- **Recorded data**:
══════════

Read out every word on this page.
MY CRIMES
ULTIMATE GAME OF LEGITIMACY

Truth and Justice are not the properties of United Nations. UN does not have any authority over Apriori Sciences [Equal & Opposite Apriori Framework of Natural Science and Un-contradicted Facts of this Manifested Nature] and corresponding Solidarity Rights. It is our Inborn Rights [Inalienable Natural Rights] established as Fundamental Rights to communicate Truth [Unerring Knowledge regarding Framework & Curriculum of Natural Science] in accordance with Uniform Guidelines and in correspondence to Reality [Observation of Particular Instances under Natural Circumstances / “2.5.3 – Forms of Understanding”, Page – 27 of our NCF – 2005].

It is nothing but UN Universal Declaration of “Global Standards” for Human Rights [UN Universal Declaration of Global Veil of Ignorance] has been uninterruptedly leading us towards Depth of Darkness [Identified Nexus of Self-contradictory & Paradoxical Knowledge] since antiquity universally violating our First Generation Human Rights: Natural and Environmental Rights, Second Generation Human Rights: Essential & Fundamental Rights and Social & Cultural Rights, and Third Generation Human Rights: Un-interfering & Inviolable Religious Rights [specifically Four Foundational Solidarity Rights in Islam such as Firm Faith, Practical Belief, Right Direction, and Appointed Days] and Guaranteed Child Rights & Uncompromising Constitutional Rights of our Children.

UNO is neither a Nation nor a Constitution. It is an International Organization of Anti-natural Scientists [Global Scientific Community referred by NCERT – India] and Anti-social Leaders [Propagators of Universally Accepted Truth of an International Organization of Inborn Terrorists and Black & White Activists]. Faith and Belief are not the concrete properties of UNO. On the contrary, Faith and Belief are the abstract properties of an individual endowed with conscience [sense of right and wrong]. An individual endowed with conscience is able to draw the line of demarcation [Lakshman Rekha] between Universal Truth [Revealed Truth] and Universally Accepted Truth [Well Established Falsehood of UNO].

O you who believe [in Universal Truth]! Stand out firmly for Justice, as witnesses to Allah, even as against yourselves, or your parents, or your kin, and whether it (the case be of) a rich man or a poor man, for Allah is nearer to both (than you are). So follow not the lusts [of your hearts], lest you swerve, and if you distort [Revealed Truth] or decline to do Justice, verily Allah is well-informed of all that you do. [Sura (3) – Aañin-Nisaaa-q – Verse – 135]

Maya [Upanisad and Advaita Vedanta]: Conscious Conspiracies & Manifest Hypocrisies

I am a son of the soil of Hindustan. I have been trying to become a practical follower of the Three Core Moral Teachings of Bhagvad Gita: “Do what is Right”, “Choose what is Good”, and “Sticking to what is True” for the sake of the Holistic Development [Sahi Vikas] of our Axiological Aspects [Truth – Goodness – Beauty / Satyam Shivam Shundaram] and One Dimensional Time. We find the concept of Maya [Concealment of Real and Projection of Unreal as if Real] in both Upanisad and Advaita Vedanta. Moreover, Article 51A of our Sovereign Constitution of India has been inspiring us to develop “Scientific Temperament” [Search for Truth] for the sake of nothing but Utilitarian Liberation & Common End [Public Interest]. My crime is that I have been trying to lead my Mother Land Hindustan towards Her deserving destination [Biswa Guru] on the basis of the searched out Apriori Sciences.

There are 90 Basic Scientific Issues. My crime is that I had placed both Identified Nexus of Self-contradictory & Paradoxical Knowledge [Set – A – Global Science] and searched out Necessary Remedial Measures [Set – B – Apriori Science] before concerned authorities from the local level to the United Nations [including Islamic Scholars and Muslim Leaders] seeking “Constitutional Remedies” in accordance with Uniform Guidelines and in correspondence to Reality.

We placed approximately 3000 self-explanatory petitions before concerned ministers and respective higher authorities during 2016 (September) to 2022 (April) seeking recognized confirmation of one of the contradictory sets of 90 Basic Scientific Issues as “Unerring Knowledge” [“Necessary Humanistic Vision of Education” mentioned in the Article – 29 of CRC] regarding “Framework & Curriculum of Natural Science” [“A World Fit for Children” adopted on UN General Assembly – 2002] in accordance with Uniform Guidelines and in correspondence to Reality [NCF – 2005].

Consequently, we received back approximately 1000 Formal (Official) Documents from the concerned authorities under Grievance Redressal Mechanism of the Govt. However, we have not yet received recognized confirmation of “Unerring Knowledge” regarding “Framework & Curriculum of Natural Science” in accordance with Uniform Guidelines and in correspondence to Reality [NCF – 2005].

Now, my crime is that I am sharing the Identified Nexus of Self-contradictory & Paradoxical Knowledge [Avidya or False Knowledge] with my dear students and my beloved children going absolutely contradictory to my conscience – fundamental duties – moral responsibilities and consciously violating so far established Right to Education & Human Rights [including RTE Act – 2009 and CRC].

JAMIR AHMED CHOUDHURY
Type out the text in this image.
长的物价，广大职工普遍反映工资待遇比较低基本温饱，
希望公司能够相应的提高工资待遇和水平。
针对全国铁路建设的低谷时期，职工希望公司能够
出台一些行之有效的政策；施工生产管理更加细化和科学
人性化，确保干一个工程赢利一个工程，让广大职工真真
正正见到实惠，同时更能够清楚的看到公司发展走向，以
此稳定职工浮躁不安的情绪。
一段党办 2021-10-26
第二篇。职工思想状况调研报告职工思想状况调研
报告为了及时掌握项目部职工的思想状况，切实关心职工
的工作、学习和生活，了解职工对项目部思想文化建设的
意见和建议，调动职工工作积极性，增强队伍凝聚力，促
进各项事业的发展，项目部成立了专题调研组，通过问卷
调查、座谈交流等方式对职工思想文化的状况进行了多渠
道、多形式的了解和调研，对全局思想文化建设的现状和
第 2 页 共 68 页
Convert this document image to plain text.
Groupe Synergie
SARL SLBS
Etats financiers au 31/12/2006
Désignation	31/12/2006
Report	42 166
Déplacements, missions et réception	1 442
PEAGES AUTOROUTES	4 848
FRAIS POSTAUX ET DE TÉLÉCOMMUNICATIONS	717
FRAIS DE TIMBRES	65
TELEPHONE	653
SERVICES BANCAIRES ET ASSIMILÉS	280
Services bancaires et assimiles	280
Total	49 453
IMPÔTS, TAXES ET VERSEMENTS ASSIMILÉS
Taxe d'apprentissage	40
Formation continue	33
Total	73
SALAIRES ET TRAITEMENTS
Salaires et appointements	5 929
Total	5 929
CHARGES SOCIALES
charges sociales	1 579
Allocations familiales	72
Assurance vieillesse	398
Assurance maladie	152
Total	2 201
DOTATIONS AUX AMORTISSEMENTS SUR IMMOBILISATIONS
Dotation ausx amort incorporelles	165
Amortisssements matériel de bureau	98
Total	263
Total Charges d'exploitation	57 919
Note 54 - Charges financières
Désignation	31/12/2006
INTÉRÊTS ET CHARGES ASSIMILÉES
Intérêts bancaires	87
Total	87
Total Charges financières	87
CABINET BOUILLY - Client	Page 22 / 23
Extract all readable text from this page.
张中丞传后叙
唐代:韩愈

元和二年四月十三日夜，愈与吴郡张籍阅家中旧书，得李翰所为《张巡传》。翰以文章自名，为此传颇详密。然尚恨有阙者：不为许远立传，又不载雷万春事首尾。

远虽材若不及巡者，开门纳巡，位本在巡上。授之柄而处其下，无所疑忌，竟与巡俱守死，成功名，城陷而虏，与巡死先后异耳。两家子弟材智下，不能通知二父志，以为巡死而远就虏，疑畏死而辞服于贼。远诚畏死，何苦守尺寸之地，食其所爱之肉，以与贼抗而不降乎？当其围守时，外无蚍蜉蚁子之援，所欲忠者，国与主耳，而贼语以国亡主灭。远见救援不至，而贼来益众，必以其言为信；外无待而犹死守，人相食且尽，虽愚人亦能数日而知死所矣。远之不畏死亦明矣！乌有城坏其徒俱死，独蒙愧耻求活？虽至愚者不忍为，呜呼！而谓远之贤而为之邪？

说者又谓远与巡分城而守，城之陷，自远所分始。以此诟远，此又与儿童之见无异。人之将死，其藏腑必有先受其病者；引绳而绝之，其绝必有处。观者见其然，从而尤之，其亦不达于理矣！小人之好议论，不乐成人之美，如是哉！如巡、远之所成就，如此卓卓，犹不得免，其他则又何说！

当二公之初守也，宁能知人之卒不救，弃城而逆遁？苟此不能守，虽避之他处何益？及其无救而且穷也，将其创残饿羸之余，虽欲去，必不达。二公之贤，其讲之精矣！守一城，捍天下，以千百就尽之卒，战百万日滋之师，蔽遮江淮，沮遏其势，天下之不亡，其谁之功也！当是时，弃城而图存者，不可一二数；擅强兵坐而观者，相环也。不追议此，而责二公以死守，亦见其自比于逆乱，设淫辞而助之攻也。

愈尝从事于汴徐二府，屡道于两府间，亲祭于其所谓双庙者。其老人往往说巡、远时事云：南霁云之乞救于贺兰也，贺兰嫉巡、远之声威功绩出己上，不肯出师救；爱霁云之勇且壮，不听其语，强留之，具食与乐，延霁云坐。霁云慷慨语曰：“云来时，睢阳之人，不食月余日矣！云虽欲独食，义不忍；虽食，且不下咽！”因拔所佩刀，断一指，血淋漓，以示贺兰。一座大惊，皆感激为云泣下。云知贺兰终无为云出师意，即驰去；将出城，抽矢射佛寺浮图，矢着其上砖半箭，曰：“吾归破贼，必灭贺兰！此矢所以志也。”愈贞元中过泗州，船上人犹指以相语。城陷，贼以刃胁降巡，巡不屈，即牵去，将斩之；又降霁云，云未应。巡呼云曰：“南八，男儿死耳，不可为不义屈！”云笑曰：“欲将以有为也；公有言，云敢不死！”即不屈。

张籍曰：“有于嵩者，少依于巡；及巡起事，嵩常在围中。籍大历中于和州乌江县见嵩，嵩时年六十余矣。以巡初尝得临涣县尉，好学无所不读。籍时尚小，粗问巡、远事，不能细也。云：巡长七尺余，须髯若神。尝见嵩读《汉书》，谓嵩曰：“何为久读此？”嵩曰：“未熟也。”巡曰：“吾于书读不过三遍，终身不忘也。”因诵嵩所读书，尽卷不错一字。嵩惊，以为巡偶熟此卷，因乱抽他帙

══════════

- **TASK INSTRUCTIONS**: Report every line containing the word "ASSIMILÉS" from the listing above.

- **CORRECT ANSWER**:
SERVICES BANCAIRES ET ASSIMILÉS	280
IMPÔTS, TAXES ET VERSEMENTS ASSIMILÉS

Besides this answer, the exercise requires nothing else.